◆ Written task: Print all of the entries exactly, minus the pictures.

- - - - -

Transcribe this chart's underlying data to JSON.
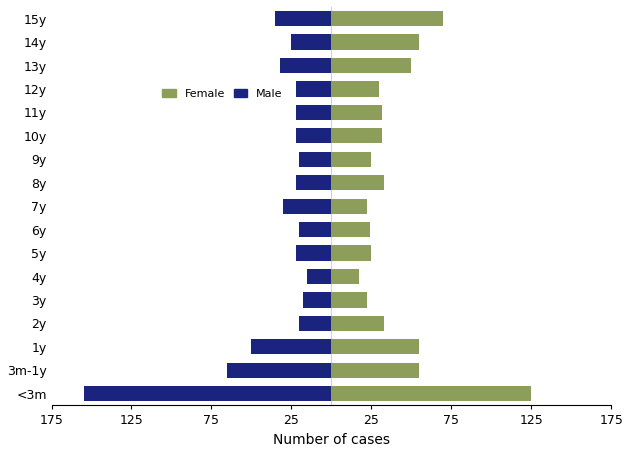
{
  "age_groups": [
    "15y",
    "14y",
    "13y",
    "12y",
    "11y",
    "10y",
    "9y",
    "8y",
    "7y",
    "6y",
    "5y",
    "4y",
    "3y",
    "2y",
    "1y",
    "3m-1y",
    "<3m"
  ],
  "male_values": [
    35,
    25,
    32,
    22,
    22,
    22,
    20,
    22,
    30,
    20,
    22,
    15,
    18,
    20,
    50,
    65,
    155
  ],
  "female_values": [
    70,
    55,
    50,
    30,
    32,
    32,
    25,
    33,
    22,
    24,
    25,
    17,
    22,
    33,
    55,
    55,
    125
  ],
  "male_color": "#1a237e",
  "female_color": "#8d9e5a",
  "xlabel": "Number of cases",
  "xlim": 175,
  "legend_female_label": "Female",
  "legend_male_label": "Male",
  "background_color": "#ffffff",
  "bar_height": 0.65
}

- - - - -

◆ Solution:
Transcribe this chart's underlying data to JSON.
{
  "age_groups": [
    "15y",
    "14y",
    "13y",
    "12y",
    "11y",
    "10y",
    "9y",
    "8y",
    "7y",
    "6y",
    "5y",
    "4y",
    "3y",
    "2y",
    "1y",
    "3m-1y",
    "<3m"
  ],
  "male_values": [
    35,
    25,
    32,
    22,
    22,
    22,
    20,
    22,
    30,
    20,
    22,
    15,
    18,
    20,
    50,
    65,
    155
  ],
  "female_values": [
    70,
    55,
    50,
    30,
    32,
    32,
    25,
    33,
    22,
    24,
    25,
    17,
    22,
    33,
    55,
    55,
    125
  ],
  "male_color": "#1a237e",
  "female_color": "#8d9e5a",
  "xlabel": "Number of cases",
  "xlim": 175,
  "legend_female_label": "Female",
  "legend_male_label": "Male",
  "background_color": "#ffffff",
  "bar_height": 0.65
}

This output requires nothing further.